Instructions for the task:
Locate the lines where "trabalho" occurs and copy them as they stand.

*** Records to use

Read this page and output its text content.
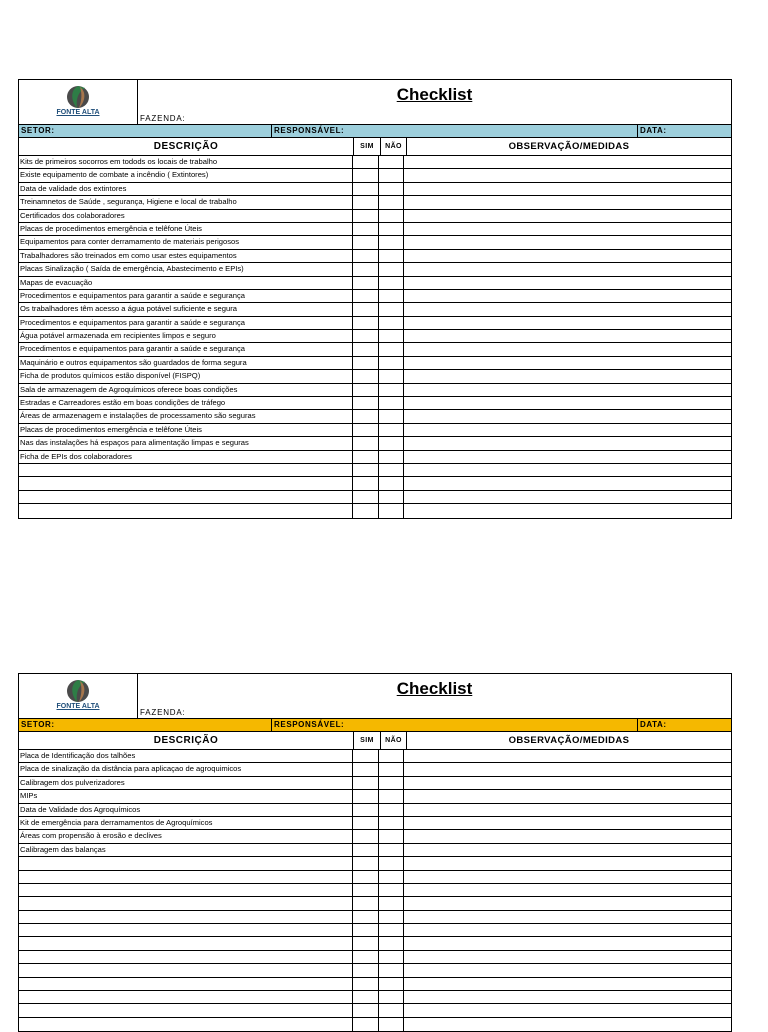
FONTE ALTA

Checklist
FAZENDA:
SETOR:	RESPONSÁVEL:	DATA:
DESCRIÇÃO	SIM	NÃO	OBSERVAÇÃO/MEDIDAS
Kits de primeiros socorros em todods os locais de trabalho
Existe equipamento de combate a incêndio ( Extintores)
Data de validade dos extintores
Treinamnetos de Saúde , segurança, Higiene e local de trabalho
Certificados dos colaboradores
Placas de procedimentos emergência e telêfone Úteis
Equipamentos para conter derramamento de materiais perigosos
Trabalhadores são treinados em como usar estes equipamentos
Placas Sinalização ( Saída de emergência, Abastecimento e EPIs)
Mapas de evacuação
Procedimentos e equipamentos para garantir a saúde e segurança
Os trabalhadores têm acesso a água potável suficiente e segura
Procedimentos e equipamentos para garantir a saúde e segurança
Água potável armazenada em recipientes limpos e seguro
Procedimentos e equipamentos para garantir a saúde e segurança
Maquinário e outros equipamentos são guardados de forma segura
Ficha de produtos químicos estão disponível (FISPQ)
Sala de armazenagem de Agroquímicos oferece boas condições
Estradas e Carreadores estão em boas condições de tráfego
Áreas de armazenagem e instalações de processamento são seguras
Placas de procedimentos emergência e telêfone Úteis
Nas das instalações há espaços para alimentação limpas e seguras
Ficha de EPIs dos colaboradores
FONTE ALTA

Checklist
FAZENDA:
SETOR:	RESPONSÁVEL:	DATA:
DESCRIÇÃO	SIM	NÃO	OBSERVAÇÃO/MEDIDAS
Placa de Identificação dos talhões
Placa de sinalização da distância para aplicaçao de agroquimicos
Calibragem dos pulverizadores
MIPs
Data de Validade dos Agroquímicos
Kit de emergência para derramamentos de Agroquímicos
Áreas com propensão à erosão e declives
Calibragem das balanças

******

Response below:
Kits de primeiros socorros em todods os locais de trabalho
Treinamnetos de Saúde , segurança, Higiene e local de trabalho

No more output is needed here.